→ AIM: Search the listing below for "name". Copy each matching line.

→ EXTRACTED MATERIAL:
--
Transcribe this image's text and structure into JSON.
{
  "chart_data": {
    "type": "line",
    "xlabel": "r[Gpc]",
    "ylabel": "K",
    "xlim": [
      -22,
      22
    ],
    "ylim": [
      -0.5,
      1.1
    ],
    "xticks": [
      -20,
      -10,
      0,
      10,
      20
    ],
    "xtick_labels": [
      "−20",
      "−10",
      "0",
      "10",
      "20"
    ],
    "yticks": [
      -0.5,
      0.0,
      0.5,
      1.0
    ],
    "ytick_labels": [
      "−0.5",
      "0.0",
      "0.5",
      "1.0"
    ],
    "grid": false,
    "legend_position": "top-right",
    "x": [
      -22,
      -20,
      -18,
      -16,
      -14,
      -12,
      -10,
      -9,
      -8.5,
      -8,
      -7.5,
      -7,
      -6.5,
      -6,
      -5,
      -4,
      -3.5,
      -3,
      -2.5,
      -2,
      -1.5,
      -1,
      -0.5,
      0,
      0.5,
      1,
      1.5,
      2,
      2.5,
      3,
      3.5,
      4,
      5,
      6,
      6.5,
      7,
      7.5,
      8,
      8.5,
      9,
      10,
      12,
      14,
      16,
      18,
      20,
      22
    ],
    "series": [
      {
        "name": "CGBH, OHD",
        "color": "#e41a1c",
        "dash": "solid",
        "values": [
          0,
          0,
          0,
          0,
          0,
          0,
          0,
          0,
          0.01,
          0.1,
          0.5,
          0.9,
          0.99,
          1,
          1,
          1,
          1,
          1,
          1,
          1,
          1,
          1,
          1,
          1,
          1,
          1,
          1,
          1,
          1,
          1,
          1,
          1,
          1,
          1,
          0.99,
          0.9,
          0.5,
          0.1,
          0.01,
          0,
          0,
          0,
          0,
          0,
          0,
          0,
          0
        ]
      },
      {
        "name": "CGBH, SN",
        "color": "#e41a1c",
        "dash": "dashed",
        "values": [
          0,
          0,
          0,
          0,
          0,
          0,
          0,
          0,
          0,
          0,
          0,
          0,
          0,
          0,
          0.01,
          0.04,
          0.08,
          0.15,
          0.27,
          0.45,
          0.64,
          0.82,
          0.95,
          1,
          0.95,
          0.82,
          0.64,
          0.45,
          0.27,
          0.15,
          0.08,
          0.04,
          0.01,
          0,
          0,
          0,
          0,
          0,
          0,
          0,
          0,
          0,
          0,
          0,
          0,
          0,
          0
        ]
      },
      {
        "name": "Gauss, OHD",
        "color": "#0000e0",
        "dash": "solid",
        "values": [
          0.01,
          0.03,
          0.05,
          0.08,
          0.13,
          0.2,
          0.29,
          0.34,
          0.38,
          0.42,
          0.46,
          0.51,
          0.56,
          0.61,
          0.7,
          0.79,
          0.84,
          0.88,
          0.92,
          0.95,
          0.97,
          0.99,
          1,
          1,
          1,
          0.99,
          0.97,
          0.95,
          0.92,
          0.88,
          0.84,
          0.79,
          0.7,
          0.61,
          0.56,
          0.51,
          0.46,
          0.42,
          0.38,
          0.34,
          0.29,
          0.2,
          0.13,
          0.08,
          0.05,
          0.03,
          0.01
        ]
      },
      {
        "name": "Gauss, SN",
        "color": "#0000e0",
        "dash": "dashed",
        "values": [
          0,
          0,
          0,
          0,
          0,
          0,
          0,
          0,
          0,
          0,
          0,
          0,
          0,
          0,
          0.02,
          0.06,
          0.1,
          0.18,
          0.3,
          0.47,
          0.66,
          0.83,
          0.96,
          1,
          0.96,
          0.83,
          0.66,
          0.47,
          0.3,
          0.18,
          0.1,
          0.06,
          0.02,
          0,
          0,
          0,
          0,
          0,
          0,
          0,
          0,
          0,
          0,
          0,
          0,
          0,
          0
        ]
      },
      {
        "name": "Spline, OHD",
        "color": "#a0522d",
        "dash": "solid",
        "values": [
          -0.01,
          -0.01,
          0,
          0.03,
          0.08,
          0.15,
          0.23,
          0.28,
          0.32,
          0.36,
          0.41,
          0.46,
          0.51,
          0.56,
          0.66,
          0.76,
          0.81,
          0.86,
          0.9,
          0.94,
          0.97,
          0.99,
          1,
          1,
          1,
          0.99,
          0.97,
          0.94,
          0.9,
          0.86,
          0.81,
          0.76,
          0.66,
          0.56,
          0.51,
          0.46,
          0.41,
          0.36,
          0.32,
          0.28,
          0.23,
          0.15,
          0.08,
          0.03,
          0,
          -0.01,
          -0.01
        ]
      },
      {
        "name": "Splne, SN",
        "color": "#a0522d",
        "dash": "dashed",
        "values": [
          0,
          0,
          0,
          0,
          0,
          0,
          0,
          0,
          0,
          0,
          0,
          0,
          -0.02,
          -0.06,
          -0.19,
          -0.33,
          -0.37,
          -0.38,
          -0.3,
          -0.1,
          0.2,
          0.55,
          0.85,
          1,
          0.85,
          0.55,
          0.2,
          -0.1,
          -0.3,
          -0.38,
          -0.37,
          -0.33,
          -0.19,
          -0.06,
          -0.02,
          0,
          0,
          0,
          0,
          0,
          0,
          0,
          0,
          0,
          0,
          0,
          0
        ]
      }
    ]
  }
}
--
→ EXPECTED ANSWER:
        "name": "CGBH, OHD",
        "name": "CGBH, SN",
        "name": "Gauss, OHD",
        "name": "Gauss, SN",
        "name": "Spline, OHD",
        "name": "Splne, SN",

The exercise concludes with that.